##### Provided records

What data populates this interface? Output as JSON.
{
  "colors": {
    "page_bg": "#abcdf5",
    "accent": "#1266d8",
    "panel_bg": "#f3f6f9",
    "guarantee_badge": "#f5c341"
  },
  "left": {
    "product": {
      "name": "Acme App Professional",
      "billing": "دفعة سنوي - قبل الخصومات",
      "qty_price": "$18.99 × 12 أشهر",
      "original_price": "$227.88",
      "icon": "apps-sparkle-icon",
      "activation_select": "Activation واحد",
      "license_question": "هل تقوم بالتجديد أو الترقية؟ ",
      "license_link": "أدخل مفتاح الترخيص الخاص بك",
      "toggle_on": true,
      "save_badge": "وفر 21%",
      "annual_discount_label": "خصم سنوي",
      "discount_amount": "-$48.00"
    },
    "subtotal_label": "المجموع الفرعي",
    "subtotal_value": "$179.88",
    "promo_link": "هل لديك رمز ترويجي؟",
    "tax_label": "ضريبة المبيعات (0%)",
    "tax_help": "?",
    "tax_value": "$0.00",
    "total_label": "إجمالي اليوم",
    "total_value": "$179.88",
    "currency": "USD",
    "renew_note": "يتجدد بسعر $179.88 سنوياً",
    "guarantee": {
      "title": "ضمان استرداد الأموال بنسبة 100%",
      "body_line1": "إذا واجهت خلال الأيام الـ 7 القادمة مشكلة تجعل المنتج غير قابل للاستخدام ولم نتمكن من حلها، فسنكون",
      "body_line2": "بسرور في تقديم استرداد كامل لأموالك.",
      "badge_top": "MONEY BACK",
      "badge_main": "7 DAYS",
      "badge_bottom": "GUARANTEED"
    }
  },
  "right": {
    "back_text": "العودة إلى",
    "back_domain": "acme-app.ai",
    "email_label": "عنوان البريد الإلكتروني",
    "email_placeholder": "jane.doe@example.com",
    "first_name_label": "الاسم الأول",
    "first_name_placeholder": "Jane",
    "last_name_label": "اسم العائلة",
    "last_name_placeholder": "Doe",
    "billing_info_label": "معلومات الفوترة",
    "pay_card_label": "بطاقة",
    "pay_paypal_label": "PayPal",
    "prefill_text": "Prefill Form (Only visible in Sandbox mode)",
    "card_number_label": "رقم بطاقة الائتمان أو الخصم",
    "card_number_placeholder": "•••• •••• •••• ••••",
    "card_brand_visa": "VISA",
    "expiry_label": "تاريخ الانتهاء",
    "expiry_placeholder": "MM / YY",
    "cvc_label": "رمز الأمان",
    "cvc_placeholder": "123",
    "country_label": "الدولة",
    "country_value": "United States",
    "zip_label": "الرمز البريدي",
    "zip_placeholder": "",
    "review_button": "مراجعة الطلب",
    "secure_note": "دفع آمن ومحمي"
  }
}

##########

- **What you need to do**
Write out every line exactly as it stands.

- **Answer to the task**
What data populates this interface? Output as JSON.
{
  "colors": {
    "page_bg": "#abcdf5",
    "accent": "#1266d8",
    "panel_bg": "#f3f6f9",
    "guarantee_badge": "#f5c341"
  },
  "left": {
    "product": {
      "name": "Acme App Professional",
      "billing": "دفعة سنوي - قبل الخصومات",
      "qty_price": "$18.99 × 12 أشهر",
      "original_price": "$227.88",
      "icon": "apps-sparkle-icon",
      "activation_select": "Activation واحد",
      "license_question": "هل تقوم بالتجديد أو الترقية؟ ",
      "license_link": "أدخل مفتاح الترخيص الخاص بك",
      "toggle_on": true,
      "save_badge": "وفر 21%",
      "annual_discount_label": "خصم سنوي",
      "discount_amount": "-$48.00"
    },
    "subtotal_label": "المجموع الفرعي",
    "subtotal_value": "$179.88",
    "promo_link": "هل لديك رمز ترويجي؟",
    "tax_label": "ضريبة المبيعات (0%)",
    "tax_help": "?",
    "tax_value": "$0.00",
    "total_label": "إجمالي اليوم",
    "total_value": "$179.88",
    "currency": "USD",
    "renew_note": "يتجدد بسعر $179.88 سنوياً",
    "guarantee": {
      "title": "ضمان استرداد الأموال بنسبة 100%",
      "body_line1": "إذا واجهت خلال الأيام الـ 7 القادمة مشكلة تجعل المنتج غير قابل للاستخدام ولم نتمكن من حلها، فسنكون",
      "body_line2": "بسرور في تقديم استرداد كامل لأموالك.",
      "badge_top": "MONEY BACK",
      "badge_main": "7 DAYS",
      "badge_bottom": "GUARANTEED"
    }
  },
  "right": {
    "back_text": "العودة إلى",
    "back_domain": "acme-app.ai",
    "email_label": "عنوان البريد الإلكتروني",
    "email_placeholder": "jane.doe@example.com",
    "first_name_label": "الاسم الأول",
    "first_name_placeholder": "Jane",
    "last_name_label": "اسم العائلة",
    "last_name_placeholder": "Doe",
    "billing_info_label": "معلومات الفوترة",
    "pay_card_label": "بطاقة",
    "pay_paypal_label": "PayPal",
    "prefill_text": "Prefill Form (Only visible in Sandbox mode)",
    "card_number_label": "رقم بطاقة الائتمان أو الخصم",
    "card_number_placeholder": "•••• •••• •••• ••••",
    "card_brand_visa": "VISA",
    "expiry_label": "تاريخ الانتهاء",
    "expiry_placeholder": "MM / YY",
    "cvc_label": "رمز الأمان",
    "cvc_placeholder": "123",
    "country_label": "الدولة",
    "country_value": "United States",
    "zip_label": "الرمز البريدي",
    "zip_placeholder": "",
    "review_button": "مراجعة الطلب",
    "secure_note": "دفع آمن ومحمي"
  }
}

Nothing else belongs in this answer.